++++ Task input
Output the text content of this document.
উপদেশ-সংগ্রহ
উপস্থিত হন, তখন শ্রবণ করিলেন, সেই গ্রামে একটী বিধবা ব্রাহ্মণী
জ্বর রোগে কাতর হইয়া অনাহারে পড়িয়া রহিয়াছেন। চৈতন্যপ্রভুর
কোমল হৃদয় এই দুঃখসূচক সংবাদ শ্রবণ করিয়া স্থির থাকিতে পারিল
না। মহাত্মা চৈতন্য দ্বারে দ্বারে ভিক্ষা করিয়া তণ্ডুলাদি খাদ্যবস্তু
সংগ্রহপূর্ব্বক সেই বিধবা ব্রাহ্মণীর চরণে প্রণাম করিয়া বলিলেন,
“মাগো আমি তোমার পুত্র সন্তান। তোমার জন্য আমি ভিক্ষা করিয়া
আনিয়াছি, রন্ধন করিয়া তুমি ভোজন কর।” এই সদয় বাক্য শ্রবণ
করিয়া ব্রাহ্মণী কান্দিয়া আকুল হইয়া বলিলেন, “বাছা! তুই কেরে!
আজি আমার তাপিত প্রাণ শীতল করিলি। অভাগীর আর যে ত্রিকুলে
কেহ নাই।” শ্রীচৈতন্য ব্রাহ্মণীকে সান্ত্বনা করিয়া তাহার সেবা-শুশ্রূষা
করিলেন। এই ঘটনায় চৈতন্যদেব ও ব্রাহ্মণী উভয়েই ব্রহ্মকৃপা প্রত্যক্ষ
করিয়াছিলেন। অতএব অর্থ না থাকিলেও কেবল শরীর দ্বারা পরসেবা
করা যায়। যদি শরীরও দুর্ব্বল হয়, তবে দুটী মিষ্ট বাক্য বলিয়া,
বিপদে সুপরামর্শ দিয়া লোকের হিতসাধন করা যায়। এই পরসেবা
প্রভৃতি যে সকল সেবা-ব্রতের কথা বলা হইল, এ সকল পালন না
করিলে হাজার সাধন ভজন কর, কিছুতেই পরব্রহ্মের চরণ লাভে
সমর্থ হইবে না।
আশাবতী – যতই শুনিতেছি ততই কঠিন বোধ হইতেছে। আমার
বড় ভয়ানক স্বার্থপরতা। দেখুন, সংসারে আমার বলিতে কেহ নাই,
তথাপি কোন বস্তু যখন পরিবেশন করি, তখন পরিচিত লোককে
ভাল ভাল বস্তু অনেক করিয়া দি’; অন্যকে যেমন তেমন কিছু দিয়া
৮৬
++++++++
• _Written problem_: Would you reproduce all the entries exactly?

• _Output of the task_:
Output the text content of this document.
উপদেশ-সংগ্রহ
উপস্থিত হন, তখন শ্রবণ করিলেন, সেই গ্রামে একটী বিধবা ব্রাহ্মণী
জ্বর রোগে কাতর হইয়া অনাহারে পড়িয়া রহিয়াছেন। চৈতন্যপ্রভুর
কোমল হৃদয় এই দুঃখসূচক সংবাদ শ্রবণ করিয়া স্থির থাকিতে পারিল
না। মহাত্মা চৈতন্য দ্বারে দ্বারে ভিক্ষা করিয়া তণ্ডুলাদি খাদ্যবস্তু
সংগ্রহপূর্ব্বক সেই বিধবা ব্রাহ্মণীর চরণে প্রণাম করিয়া বলিলেন,
“মাগো আমি তোমার পুত্র সন্তান। তোমার জন্য আমি ভিক্ষা করিয়া
আনিয়াছি, রন্ধন করিয়া তুমি ভোজন কর।” এই সদয় বাক্য শ্রবণ
করিয়া ব্রাহ্মণী কান্দিয়া আকুল হইয়া বলিলেন, “বাছা! তুই কেরে!
আজি আমার তাপিত প্রাণ শীতল করিলি। অভাগীর আর যে ত্রিকুলে
কেহ নাই।” শ্রীচৈতন্য ব্রাহ্মণীকে সান্ত্বনা করিয়া তাহার সেবা-শুশ্রূষা
করিলেন। এই ঘটনায় চৈতন্যদেব ও ব্রাহ্মণী উভয়েই ব্রহ্মকৃপা প্রত্যক্ষ
করিয়াছিলেন। অতএব অর্থ না থাকিলেও কেবল শরীর দ্বারা পরসেবা
করা যায়। যদি শরীরও দুর্ব্বল হয়, তবে দুটী মিষ্ট বাক্য বলিয়া,
বিপদে সুপরামর্শ দিয়া লোকের হিতসাধন করা যায়। এই পরসেবা
প্রভৃতি যে সকল সেবা-ব্রতের কথা বলা হইল, এ সকল পালন না
করিলে হাজার সাধন ভজন কর, কিছুতেই পরব্রহ্মের চরণ লাভে
সমর্থ হইবে না।
আশাবতী – যতই শুনিতেছি ততই কঠিন বোধ হইতেছে। আমার
বড় ভয়ানক স্বার্থপরতা। দেখুন, সংসারে আমার বলিতে কেহ নাই,
তথাপি কোন বস্তু যখন পরিবেশন করি, তখন পরিচিত লোককে
ভাল ভাল বস্তু অনেক করিয়া দি’; অন্যকে যেমন তেমন কিছু দিয়া
৮৬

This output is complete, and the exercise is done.